To be done »
(1) Answer these questions about the commentary on worship:
(a) What scripture reference is given for the Apostle's words on the time of reformation?
(b) In which two places does God not choose to be worshipped?
(c) What does the inward faith of the heart produce?
(2) Reproduce the records below line for line, keeping every character unchanged.

Reading text »
'''
23. But the hour cometh. Now follows the latter clause, about repealing the worship, or ceremonies, 8181     “C’est a dire, des ceremonies.” prescribed by the Law. When he says that the hour cometh, or will come, he shows that the order laid down by Moses will not be perpetual. When he says that the hour is now come, he puts an end to the ceremonies, and declares that the time of reformation, of which the Apostle speaks, (Hebrews 9:10,) has thus been fulfilled. Yet he approves of the Temple, the Priesthood, and all the ceremonies connected with them, so far as relates to the past time. Again, to show that God does not choose to be worshipped either in Jerusalem or in mount Gerizzim, he takes a higher principle, that the true worship of Him consists in the spirit; for hence it follows that in all places He may be properly worshipped.

But the first inquiry which presents itself here is, Why, and in what sense, is the worship of God called spiritual? To understand this, we must attend to the contrast between the spirit and outward emblems, as between the shadows and the truth. The worship of God is said to consist in the spirit, because it is nothing else than that inward faith of the heart which produces prayer, and, next, purity of conscience and self-denial, that we may be dedicated to obedience to God as holy sacrifices.
'''
Data to use »
'''
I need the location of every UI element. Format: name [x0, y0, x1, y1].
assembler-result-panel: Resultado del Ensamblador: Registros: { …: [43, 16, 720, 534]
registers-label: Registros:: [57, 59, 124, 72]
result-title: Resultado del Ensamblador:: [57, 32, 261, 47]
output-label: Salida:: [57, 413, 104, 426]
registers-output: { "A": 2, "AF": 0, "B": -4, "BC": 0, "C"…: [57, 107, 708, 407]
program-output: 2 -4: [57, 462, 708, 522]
'''
Solution list »
(1)
(a) Hebrews 9:10
(b) Jerusalem and mount Gerizzim
(c) Prayer, and, next, purity of conscience and self-denial

(2)
I need the location of every UI element. Format: name [x0, y0, x1, y1].
assembler-result-panel: Resultado del Ensamblador: Registros: { …: [43, 16, 720, 534]
registers-label: Registros:: [57, 59, 124, 72]
result-title: Resultado del Ensamblador:: [57, 32, 261, 47]
output-label: Salida:: [57, 413, 104, 426]
registers-output: { "A": 2, "AF": 0, "B": -4, "BC": 0, "C"…: [57, 107, 708, 407]
program-output: 2 -4: [57, 462, 708, 522]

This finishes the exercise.